Direction>
Show all lines holding the string "name".

Material supplied>
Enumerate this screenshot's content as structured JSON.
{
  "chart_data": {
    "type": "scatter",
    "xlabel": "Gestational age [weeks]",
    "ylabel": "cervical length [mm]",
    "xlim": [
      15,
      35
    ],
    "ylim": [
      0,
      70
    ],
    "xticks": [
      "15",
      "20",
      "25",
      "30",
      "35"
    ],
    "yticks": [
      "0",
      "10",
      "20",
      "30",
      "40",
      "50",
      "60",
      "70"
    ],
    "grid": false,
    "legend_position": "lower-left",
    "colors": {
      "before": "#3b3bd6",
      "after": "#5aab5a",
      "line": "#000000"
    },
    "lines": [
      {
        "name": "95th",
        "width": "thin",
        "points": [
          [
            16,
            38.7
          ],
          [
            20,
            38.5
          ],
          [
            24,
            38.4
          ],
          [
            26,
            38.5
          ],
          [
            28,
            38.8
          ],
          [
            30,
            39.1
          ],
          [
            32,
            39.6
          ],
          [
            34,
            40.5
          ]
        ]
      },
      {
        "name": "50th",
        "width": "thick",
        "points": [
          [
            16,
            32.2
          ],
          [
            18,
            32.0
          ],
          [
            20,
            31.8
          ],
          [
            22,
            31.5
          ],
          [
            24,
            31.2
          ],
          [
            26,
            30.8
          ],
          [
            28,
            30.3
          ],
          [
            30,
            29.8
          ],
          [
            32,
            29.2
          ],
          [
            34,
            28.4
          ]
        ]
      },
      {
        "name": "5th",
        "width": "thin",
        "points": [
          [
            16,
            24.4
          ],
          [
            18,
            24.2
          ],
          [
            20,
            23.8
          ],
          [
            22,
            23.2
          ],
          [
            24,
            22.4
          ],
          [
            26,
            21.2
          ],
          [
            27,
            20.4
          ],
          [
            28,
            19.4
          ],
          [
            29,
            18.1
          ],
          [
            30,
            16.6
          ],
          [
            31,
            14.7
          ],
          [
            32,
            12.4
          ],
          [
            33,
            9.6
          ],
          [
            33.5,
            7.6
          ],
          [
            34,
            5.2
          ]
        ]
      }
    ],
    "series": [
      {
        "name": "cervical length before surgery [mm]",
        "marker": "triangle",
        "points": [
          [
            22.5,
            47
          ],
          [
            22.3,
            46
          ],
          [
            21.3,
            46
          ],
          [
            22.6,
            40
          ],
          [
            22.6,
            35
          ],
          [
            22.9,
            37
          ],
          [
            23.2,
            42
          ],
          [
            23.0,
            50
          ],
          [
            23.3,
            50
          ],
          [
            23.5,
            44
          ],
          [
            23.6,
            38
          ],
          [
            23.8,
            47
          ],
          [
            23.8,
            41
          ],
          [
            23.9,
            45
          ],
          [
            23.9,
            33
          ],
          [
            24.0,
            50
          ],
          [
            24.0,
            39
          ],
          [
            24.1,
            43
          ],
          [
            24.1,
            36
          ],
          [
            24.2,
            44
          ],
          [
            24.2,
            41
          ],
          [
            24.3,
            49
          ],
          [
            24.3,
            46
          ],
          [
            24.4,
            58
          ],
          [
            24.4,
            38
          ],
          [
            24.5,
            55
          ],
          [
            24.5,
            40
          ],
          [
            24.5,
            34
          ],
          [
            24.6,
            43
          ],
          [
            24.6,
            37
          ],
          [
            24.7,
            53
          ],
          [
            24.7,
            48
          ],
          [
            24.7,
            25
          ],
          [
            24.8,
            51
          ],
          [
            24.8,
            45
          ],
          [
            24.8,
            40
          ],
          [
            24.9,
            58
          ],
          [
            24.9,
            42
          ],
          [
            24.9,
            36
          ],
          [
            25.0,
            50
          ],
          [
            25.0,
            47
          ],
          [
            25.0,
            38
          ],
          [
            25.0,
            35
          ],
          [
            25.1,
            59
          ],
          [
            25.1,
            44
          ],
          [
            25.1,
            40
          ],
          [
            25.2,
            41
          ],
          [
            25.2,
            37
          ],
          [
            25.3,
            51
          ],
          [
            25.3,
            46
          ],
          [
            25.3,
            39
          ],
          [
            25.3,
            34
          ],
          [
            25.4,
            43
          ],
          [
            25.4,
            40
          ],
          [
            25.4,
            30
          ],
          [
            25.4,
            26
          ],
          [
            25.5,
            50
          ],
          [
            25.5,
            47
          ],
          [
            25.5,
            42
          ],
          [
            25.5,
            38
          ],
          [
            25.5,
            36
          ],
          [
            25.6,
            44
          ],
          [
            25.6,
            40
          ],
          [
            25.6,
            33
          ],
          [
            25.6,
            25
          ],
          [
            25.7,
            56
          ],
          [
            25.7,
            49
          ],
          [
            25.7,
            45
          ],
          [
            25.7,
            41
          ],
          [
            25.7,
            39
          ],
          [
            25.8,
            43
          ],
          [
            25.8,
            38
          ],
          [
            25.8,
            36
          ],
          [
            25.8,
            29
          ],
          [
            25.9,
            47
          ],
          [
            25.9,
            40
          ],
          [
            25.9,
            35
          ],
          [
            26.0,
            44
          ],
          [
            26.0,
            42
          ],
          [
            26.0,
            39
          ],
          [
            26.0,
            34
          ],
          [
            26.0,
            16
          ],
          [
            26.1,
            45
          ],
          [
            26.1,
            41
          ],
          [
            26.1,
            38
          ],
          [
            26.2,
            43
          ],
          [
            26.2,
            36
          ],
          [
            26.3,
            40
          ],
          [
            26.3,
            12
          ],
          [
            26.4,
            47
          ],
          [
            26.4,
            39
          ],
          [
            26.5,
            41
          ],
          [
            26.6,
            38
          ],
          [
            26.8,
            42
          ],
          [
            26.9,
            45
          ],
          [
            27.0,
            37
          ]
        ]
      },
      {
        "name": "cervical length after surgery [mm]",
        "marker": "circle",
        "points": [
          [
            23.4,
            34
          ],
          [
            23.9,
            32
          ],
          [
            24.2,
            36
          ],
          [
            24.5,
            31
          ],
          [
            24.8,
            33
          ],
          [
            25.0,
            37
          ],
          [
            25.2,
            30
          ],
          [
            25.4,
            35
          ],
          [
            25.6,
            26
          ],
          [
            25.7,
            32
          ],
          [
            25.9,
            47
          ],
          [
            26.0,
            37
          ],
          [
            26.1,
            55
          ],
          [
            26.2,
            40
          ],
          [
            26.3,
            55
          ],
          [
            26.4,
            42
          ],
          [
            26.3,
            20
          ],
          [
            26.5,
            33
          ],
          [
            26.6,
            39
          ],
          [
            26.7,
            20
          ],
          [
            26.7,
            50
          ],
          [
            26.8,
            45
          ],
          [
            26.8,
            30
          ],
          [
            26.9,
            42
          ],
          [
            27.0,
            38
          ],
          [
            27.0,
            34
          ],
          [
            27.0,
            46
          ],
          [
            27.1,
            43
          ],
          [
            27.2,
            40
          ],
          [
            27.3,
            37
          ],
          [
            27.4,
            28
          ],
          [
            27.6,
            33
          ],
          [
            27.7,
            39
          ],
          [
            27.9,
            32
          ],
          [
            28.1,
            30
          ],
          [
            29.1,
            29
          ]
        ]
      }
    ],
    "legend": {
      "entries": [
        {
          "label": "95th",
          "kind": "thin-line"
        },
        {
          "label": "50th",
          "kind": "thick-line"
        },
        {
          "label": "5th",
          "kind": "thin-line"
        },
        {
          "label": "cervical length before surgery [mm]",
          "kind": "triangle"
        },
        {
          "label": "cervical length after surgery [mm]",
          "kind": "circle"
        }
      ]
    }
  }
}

Output for this task>
        "name": "95th",
        "name": "50th",
        "name": "5th",
        "name": "cervical length before surgery [mm]",
        "name": "cervical length after surgery [mm]",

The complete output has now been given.